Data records
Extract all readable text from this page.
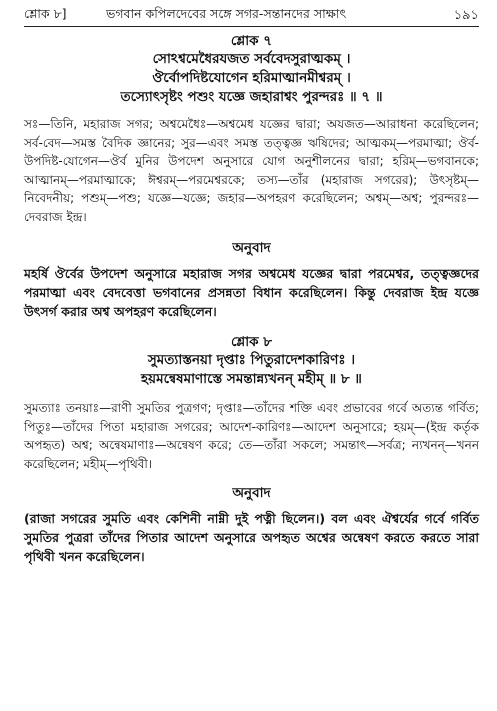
শ্লোক ৮]	ভগবান কপিলদেবের সঙ্গে সগর-সন্তানদের সাক্ষাৎ	১৯১
শ্লোক ৭
সোঽশ্বমেধৈরযজত সর্ববেদসুরাত্মকম্ ।
ঔর্বোপদিষ্টযোগেন হরিমাত্মানমীশ্বরম্ ।
তস্যোৎসৃষ্টং পশুং যজ্ঞে জহারাশ্বং পুরন্দরঃ ॥ ৭ ॥

সঃ—তিনি, মহারাজ সগর; অশ্বমেধৈঃ—অশ্বমেধ যজ্ঞের দ্বারা; অযজত—আরাধনা করেছিলেন; সর্ব-বেদ—সমস্ত বৈদিক জ্ঞানের; সুর—এবং সমস্ত তত্ত্বজ্ঞ ঋষিদের; আত্মকম্—পরমাত্মা; ঔর্ব-উপদিষ্ট-যোগেন—ঔর্ব মুনির উপদেশ অনুসারে যোগ অনুশীলনের দ্বারা; হরিম্—ভগবানকে; আত্মানম্—পরমাত্মাকে; ঈশ্বরম্—পরমেশ্বরকে; তস্য—তাঁর (মহারাজ সগরের); উৎসৃষ্টম্—নিবেদনীয়; পশুম্—পশু; যজ্ঞে—যজ্ঞে; জহার—অপহরণ করেছিলেন; অশ্বম্—অশ্ব; পুরন্দরঃ—দেবরাজ ইন্দ্র।

অনুবাদ

মহর্ষি ঔর্বের উপদেশ অনুসারে মহারাজ সগর অশ্বমেধ যজ্ঞের দ্বারা পরমেশ্বর, তত্ত্বজ্ঞদের পরমাত্মা এবং বেদবেত্তা ভগবানের প্রসন্নতা বিধান করেছিলেন। কিন্তু দেবরাজ ইন্দ্র যজ্ঞে উৎসর্গ করার অশ্ব অপহরণ করেছিলেন।

শ্লোক ৮
সুমত্যাস্তনয়া দৃপ্তাঃ পিতুরাদেশকারিণঃ ।
হয়মন্বেষমাণাস্তে সমন্তান্ন্যখনন্ মহীম্ ॥ ৮ ॥

সুমত্যাঃ তনয়াঃ—রাণী সুমতির পুত্রগণ; দৃপ্তাঃ—তাঁদের শক্তি এবং প্রভাবের গর্বে অত্যন্ত গর্বিত; পিতুঃ—তাঁদের পিতা মহারাজ সগরের; আদেশ-কারিণঃ—আদেশ অনুসারে; হয়ম্—(ইন্দ্র কর্তৃক অপহৃত) অশ্ব; অন্বেষমাণাঃ—অন্বেষণ করে; তে—তাঁরা সকলে; সমন্তাৎ—সর্বত্র; ন্যখনন্—খনন করেছিলেন; মহীম্—পৃথিবী।

অনুবাদ

(রাজা সগরের সুমতি এবং কেশিনী নাম্নী দুই পত্নী ছিলেন।) বল এবং ঐশ্বর্যের গর্বে গর্বিত সুমতির পুত্ররা তাঁদের পিতার আদেশ অনুসারে অপহৃত অশ্বের অন্বেষণ করতে করতে সারা পৃথিবী খনন করেছিলেন।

→ **GIVEN EXERCISE**
Without the pictures, return the entries exactly as they appear.

→ **ANSWER TO THIS PROBLEM**
Extract all readable text from this page.
শ্লোক ৮]	ভগবান কপিলদেবের সঙ্গে সগর-সন্তানদের সাক্ষাৎ	১৯১
শ্লোক ৭
সোঽশ্বমেধৈরযজত সর্ববেদসুরাত্মকম্ ।
ঔর্বোপদিষ্টযোগেন হরিমাত্মানমীশ্বরম্ ।
তস্যোৎসৃষ্টং পশুং যজ্ঞে জহারাশ্বং পুরন্দরঃ ॥ ৭ ॥

সঃ—তিনি, মহারাজ সগর; অশ্বমেধৈঃ—অশ্বমেধ যজ্ঞের দ্বারা; অযজত—আরাধনা করেছিলেন; সর্ব-বেদ—সমস্ত বৈদিক জ্ঞানের; সুর—এবং সমস্ত তত্ত্বজ্ঞ ঋষিদের; আত্মকম্—পরমাত্মা; ঔর্ব-উপদিষ্ট-যোগেন—ঔর্ব মুনির উপদেশ অনুসারে যোগ অনুশীলনের দ্বারা; হরিম্—ভগবানকে; আত্মানম্—পরমাত্মাকে; ঈশ্বরম্—পরমেশ্বরকে; তস্য—তাঁর (মহারাজ সগরের); উৎসৃষ্টম্—নিবেদনীয়; পশুম্—পশু; যজ্ঞে—যজ্ঞে; জহার—অপহরণ করেছিলেন; অশ্বম্—অশ্ব; পুরন্দরঃ—দেবরাজ ইন্দ্র।

অনুবাদ

মহর্ষি ঔর্বের উপদেশ অনুসারে মহারাজ সগর অশ্বমেধ যজ্ঞের দ্বারা পরমেশ্বর, তত্ত্বজ্ঞদের পরমাত্মা এবং বেদবেত্তা ভগবানের প্রসন্নতা বিধান করেছিলেন। কিন্তু দেবরাজ ইন্দ্র যজ্ঞে উৎসর্গ করার অশ্ব অপহরণ করেছিলেন।

শ্লোক ৮
সুমত্যাস্তনয়া দৃপ্তাঃ পিতুরাদেশকারিণঃ ।
হয়মন্বেষমাণাস্তে সমন্তান্ন্যখনন্ মহীম্ ॥ ৮ ॥

সুমত্যাঃ তনয়াঃ—রাণী সুমতির পুত্রগণ; দৃপ্তাঃ—তাঁদের শক্তি এবং প্রভাবের গর্বে অত্যন্ত গর্বিত; পিতুঃ—তাঁদের পিতা মহারাজ সগরের; আদেশ-কারিণঃ—আদেশ অনুসারে; হয়ম্—(ইন্দ্র কর্তৃক অপহৃত) অশ্ব; অন্বেষমাণাঃ—অন্বেষণ করে; তে—তাঁরা সকলে; সমন্তাৎ—সর্বত্র; ন্যখনন্—খনন করেছিলেন; মহীম্—পৃথিবী।

অনুবাদ

(রাজা সগরের সুমতি এবং কেশিনী নাম্নী দুই পত্নী ছিলেন।) বল এবং ঐশ্বর্যের গর্বে গর্বিত সুমতির পুত্ররা তাঁদের পিতার আদেশ অনুসারে অপহৃত অশ্বের অন্বেষণ করতে করতে সারা পৃথিবী খনন করেছিলেন।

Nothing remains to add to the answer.